[Saved data entries]
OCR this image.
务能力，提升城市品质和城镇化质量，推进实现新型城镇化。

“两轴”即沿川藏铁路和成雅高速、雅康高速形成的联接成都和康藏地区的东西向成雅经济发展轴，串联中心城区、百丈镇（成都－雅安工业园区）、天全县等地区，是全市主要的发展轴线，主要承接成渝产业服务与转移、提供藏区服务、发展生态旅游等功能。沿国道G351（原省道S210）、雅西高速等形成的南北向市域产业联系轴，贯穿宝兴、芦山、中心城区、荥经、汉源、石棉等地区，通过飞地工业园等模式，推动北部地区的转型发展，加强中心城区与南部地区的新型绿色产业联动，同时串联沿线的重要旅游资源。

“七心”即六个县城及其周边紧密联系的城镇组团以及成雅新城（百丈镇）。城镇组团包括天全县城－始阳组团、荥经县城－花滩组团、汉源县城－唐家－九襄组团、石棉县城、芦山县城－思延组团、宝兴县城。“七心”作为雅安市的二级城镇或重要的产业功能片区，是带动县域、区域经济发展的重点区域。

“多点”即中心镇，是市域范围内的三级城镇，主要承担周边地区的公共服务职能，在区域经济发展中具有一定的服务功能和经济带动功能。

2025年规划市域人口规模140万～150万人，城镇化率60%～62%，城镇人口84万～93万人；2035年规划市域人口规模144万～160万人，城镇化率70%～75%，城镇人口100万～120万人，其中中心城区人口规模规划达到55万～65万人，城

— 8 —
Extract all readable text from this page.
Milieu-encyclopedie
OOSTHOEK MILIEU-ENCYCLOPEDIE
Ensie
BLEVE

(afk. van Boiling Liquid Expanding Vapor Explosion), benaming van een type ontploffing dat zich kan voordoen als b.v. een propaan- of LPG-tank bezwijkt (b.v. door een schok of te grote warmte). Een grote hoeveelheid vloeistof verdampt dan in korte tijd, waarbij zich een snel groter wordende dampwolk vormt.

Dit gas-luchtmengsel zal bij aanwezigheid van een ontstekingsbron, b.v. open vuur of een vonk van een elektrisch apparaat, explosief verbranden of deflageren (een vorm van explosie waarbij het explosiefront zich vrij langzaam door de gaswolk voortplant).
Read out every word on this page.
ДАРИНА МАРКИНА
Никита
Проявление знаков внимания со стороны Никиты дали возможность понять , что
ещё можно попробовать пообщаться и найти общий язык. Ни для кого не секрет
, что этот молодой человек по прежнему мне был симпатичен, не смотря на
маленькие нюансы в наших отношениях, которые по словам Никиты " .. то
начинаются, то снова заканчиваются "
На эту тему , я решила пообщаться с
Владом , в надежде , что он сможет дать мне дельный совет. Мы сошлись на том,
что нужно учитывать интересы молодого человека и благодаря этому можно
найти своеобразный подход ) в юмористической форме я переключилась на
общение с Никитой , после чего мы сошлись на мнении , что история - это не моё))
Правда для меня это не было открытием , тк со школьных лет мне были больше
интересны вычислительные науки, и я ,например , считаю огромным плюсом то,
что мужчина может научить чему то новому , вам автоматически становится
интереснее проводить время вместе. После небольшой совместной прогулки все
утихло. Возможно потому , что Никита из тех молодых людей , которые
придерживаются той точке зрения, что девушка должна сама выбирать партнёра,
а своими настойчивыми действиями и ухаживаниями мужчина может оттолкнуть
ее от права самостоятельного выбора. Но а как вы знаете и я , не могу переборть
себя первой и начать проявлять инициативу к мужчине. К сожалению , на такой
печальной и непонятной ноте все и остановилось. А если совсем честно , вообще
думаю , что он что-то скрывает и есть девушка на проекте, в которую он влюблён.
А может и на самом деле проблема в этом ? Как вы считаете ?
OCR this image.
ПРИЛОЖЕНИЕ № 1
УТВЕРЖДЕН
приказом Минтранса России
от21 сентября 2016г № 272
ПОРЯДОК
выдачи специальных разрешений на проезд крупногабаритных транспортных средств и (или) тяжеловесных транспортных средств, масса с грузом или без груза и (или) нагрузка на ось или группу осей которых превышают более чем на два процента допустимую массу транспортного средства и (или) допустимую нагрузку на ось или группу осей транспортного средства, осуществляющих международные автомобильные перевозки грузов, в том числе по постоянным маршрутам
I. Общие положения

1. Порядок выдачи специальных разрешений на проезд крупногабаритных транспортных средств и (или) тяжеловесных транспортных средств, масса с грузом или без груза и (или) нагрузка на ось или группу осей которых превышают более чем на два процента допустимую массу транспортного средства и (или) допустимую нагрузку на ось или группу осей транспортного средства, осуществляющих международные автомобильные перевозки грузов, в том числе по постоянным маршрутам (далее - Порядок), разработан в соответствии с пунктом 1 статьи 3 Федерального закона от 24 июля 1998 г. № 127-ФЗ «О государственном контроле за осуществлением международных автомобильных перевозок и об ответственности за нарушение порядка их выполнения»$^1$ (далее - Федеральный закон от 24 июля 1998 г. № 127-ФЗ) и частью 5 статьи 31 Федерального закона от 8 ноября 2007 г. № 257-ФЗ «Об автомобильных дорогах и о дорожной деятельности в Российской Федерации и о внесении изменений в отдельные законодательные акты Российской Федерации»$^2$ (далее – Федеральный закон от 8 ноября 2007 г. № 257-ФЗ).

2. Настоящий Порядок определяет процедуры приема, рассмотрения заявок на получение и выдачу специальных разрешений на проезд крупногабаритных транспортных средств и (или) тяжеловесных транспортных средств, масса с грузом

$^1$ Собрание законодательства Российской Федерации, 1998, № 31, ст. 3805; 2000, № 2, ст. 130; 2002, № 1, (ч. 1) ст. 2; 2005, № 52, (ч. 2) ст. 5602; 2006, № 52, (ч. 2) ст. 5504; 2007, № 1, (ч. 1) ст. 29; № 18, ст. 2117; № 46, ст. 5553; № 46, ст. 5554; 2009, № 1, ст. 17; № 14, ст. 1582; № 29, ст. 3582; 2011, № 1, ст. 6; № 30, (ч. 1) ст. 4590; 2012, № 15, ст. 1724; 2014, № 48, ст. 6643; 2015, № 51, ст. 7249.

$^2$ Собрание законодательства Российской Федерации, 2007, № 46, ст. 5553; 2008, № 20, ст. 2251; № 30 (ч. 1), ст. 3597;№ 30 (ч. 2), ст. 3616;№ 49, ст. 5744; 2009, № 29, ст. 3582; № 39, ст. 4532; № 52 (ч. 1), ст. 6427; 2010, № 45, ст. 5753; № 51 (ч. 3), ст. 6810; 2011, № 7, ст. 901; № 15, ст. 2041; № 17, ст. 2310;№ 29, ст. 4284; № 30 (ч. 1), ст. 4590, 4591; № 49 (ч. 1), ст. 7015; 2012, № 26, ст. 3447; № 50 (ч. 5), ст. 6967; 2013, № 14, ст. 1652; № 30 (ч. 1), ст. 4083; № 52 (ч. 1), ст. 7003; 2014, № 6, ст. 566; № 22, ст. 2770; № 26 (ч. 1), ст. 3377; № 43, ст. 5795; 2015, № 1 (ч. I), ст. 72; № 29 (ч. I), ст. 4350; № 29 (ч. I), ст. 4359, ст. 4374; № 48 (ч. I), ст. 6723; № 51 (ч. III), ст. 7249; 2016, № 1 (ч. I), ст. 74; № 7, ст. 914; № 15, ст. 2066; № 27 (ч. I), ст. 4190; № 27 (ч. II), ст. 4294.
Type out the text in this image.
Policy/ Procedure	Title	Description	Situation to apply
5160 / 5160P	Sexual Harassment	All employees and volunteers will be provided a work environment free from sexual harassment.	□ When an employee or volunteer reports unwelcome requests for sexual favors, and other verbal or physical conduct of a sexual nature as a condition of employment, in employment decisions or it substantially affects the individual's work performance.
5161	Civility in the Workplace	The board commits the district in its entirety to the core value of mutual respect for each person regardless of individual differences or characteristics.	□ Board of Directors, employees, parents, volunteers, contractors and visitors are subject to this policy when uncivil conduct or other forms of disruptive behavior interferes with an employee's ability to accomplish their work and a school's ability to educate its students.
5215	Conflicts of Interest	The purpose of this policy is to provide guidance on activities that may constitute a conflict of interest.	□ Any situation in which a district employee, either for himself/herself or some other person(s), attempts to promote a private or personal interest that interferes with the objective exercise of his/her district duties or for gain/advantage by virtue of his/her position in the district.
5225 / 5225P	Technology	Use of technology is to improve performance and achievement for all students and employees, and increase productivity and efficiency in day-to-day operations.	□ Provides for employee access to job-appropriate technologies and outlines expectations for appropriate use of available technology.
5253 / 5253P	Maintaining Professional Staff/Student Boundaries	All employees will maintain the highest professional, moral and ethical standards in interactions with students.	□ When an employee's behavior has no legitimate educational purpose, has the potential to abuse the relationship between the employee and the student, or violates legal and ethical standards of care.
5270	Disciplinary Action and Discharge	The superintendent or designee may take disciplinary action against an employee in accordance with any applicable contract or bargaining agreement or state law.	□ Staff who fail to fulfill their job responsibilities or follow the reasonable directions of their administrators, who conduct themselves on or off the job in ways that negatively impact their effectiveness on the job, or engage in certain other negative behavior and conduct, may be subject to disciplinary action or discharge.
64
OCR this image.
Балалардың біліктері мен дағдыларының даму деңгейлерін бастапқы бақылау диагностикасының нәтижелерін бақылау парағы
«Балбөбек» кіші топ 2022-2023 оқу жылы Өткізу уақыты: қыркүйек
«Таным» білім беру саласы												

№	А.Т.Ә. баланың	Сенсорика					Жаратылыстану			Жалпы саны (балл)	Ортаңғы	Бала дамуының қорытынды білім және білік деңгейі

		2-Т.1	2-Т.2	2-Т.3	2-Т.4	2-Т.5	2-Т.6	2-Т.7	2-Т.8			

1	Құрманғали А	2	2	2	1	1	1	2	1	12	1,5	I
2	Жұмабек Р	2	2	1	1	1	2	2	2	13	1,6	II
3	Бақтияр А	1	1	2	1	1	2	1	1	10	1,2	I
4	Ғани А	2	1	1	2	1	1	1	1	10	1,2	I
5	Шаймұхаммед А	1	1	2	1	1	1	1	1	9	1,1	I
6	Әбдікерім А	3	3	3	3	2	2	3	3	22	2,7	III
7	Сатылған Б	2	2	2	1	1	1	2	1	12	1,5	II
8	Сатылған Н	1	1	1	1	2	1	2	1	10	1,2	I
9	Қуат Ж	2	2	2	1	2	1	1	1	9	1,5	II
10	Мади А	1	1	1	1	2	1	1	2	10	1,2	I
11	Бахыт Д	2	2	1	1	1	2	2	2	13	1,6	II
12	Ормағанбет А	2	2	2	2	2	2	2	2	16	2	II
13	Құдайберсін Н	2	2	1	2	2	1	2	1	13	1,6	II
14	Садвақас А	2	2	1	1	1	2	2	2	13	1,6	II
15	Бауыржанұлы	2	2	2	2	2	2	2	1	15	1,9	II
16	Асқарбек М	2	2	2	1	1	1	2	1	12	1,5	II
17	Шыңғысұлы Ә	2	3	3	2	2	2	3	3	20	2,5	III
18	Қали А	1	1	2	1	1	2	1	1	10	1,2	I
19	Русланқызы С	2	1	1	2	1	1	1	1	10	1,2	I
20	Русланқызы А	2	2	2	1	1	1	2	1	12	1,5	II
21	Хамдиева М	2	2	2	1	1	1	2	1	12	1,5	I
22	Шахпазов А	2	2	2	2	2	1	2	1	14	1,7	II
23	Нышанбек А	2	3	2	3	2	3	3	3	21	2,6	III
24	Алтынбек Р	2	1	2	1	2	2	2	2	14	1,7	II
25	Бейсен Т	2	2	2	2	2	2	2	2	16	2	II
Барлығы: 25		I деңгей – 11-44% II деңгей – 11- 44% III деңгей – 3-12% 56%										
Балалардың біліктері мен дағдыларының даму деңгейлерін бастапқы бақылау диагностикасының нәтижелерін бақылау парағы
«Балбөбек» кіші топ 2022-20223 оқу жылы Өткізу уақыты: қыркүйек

**GIVEN INSTRUCTION:** Looking at the records above, work out how many lines include the word "білім", then give that number by itself.

**RESPONSE BELOW:** 2